> **Written task**
Present every line in which the string "title" appears.

################

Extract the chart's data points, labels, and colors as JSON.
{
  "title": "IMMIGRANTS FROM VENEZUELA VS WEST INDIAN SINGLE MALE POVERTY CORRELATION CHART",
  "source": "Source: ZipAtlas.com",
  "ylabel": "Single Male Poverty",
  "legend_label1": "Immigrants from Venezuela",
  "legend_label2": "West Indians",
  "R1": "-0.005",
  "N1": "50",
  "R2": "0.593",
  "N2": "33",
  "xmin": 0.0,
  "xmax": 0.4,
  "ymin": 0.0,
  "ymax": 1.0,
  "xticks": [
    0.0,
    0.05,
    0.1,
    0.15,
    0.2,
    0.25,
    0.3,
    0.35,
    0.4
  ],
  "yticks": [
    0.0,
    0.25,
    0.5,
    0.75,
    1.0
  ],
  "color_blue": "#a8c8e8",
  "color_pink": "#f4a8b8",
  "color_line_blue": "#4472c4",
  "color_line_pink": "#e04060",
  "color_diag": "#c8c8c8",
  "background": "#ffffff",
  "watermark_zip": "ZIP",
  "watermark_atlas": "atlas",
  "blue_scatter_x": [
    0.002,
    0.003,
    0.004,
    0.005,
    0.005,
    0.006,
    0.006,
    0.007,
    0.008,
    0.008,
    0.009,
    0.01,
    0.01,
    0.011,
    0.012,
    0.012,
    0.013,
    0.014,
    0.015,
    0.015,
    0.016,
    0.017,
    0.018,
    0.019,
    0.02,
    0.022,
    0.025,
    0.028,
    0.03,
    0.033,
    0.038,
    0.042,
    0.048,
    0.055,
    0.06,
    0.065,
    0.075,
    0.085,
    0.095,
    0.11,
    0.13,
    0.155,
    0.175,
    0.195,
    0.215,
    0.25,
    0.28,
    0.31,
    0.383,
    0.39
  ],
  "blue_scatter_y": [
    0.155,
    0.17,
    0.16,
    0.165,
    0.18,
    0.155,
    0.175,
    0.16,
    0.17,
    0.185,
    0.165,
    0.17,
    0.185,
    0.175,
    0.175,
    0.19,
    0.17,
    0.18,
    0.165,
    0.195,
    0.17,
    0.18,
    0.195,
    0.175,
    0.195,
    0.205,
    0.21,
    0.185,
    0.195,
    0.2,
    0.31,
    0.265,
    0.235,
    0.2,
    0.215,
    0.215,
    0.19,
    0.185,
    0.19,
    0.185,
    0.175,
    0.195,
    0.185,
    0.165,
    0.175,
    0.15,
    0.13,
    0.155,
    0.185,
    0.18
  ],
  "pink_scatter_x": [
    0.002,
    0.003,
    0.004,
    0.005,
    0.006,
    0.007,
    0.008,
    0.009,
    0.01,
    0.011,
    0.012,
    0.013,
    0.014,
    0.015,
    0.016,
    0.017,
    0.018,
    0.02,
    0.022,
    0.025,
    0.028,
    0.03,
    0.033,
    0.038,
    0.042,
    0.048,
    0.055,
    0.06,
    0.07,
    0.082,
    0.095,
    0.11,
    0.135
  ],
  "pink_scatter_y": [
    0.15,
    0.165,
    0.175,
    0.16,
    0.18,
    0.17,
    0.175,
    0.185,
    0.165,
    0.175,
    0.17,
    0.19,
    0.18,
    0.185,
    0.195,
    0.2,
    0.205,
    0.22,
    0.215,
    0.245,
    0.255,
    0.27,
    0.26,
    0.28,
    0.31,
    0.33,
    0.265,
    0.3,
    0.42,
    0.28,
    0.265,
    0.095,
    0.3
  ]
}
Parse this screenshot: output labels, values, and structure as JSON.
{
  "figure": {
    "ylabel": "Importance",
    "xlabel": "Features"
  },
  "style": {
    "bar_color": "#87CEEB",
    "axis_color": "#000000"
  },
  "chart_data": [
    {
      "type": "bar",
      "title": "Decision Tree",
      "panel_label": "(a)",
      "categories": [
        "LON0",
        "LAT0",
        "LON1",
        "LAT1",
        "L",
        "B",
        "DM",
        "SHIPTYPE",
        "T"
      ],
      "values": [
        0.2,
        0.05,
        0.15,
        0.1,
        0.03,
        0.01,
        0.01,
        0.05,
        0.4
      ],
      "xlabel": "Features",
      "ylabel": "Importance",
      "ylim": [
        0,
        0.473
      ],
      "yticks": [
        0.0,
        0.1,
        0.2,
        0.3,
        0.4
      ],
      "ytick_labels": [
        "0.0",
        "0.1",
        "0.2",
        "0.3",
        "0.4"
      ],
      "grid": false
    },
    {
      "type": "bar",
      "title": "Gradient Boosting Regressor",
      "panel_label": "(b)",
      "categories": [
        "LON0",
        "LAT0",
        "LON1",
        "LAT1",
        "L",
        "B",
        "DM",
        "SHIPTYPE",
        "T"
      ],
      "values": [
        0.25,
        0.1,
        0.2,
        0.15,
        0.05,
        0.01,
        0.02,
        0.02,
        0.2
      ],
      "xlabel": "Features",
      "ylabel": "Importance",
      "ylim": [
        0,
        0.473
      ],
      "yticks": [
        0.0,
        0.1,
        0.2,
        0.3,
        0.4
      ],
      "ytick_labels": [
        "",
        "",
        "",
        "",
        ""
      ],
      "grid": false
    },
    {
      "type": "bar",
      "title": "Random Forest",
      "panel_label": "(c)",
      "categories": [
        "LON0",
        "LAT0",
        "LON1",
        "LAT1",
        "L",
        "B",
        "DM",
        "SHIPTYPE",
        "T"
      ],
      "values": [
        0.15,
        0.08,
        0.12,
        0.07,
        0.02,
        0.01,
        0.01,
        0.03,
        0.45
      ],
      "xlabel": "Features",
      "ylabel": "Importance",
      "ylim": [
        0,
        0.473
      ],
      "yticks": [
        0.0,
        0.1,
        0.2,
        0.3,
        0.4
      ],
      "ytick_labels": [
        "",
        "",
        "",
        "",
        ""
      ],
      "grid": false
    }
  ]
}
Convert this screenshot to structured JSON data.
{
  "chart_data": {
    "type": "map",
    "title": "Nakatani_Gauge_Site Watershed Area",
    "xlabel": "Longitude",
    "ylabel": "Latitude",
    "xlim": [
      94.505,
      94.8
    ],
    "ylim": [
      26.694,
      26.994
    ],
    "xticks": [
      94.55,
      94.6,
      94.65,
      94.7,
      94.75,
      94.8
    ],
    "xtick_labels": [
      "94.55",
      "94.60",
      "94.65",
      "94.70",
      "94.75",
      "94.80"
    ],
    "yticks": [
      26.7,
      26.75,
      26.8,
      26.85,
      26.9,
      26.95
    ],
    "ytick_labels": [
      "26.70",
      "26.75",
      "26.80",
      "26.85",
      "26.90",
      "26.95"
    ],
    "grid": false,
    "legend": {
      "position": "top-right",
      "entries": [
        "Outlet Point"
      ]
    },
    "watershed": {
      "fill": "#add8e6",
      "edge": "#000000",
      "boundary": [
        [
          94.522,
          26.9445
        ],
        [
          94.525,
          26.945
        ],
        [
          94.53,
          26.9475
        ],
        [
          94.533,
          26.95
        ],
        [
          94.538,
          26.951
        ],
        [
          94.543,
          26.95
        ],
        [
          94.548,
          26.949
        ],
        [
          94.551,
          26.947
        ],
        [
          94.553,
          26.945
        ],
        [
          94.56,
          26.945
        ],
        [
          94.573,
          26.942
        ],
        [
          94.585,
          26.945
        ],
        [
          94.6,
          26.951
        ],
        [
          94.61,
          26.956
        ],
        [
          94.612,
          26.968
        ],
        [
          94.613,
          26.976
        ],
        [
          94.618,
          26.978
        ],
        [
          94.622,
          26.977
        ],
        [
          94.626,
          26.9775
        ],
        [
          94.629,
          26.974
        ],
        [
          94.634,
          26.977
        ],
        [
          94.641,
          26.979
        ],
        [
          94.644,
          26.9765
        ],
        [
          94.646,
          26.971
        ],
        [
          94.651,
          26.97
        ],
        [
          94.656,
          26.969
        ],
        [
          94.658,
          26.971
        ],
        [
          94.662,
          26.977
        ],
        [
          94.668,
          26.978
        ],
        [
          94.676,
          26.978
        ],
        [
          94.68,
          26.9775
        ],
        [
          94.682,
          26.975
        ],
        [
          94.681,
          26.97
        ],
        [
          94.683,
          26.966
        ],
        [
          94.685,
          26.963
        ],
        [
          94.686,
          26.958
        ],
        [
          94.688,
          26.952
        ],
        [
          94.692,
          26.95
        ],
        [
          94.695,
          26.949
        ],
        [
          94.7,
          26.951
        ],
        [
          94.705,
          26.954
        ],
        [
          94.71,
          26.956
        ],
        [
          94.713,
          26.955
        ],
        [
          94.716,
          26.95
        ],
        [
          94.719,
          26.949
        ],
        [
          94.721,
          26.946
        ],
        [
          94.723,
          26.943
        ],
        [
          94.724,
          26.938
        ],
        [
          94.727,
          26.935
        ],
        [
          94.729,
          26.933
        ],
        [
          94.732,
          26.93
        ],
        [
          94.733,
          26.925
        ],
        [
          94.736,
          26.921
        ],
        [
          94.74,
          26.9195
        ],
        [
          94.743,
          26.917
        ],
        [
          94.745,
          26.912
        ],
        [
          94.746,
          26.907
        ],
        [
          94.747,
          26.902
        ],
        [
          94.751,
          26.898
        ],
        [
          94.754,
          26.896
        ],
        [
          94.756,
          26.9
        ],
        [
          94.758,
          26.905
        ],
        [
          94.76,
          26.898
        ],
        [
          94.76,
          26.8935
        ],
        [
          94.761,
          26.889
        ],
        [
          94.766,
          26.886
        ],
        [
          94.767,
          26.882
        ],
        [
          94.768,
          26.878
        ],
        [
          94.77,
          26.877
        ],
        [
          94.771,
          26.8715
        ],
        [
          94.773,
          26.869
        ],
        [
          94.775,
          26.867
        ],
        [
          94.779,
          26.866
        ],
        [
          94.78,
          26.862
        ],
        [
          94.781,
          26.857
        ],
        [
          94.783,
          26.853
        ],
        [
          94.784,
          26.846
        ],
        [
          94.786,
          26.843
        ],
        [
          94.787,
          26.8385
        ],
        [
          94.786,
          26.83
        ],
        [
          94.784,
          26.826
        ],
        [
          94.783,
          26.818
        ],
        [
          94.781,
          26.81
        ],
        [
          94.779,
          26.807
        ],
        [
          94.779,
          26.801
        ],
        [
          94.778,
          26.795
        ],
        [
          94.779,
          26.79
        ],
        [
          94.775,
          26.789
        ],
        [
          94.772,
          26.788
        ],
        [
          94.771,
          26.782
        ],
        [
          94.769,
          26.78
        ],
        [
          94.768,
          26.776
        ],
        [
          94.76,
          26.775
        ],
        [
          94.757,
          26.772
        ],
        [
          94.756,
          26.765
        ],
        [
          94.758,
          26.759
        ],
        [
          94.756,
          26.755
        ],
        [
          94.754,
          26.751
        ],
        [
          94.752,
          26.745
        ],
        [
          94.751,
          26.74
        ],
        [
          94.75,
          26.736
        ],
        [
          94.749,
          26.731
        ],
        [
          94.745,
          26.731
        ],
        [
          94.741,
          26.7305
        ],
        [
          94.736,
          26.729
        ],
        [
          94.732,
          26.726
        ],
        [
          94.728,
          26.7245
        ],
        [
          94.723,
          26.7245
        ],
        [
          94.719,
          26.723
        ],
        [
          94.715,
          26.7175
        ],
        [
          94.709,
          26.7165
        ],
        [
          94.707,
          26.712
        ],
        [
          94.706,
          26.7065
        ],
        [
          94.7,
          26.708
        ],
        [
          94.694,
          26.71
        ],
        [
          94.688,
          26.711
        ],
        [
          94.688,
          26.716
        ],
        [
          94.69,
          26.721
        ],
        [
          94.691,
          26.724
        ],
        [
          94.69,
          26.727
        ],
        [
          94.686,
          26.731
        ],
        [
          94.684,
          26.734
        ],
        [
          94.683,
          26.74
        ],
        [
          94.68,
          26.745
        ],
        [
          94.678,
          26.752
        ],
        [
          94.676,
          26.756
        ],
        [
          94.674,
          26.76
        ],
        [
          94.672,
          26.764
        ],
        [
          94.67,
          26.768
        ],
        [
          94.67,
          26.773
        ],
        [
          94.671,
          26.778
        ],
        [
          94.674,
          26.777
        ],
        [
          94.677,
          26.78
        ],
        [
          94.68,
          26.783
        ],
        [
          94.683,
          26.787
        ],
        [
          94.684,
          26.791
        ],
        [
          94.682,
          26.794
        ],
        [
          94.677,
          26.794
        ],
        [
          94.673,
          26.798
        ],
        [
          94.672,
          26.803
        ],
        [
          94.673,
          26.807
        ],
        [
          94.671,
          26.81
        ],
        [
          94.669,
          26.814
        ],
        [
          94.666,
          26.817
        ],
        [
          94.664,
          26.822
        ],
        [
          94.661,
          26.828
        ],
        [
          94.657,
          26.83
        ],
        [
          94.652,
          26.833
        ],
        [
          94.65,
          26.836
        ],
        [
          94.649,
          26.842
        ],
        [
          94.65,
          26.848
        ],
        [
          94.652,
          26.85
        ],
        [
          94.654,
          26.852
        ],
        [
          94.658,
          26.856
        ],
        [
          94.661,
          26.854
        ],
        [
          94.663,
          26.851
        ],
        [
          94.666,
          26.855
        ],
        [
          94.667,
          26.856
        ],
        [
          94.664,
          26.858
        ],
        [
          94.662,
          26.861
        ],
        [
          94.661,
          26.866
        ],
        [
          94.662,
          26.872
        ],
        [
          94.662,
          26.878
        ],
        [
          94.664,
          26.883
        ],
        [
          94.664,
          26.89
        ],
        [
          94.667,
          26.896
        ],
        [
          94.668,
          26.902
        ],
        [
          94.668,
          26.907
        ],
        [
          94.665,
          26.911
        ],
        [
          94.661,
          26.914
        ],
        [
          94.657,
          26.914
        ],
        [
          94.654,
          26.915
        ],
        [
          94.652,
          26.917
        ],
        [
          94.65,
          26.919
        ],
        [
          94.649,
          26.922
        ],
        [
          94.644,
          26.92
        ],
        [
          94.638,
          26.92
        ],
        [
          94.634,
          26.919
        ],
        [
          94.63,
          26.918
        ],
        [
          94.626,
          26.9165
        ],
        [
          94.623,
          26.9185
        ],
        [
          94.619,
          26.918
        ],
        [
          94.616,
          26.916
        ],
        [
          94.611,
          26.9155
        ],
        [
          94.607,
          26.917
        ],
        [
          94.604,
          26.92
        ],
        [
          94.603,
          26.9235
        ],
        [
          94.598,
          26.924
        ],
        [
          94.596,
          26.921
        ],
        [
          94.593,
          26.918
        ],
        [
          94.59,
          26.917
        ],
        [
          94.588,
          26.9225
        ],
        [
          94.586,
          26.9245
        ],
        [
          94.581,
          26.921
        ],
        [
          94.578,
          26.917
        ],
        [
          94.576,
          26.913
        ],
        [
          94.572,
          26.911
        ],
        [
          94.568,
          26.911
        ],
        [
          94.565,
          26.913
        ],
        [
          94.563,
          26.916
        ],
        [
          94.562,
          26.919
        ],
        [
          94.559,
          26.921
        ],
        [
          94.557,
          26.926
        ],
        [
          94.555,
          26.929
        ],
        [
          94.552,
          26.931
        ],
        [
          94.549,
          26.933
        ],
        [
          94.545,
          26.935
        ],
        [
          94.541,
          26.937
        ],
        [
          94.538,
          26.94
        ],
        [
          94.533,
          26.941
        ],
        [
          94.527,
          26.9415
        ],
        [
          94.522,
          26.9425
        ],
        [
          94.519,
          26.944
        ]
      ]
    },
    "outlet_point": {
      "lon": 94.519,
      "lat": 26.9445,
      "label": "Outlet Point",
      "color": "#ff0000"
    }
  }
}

################

> **Solution to this task**
  "title": "IMMIGRANTS FROM VENEZUELA VS WEST INDIAN SINGLE MALE POVERTY CORRELATION CHART",
      "title": "Decision Tree",
      "title": "Gradient Boosting Regressor",
      "title": "Random Forest",
    "title": "Nakatani_Gauge_Site Watershed Area",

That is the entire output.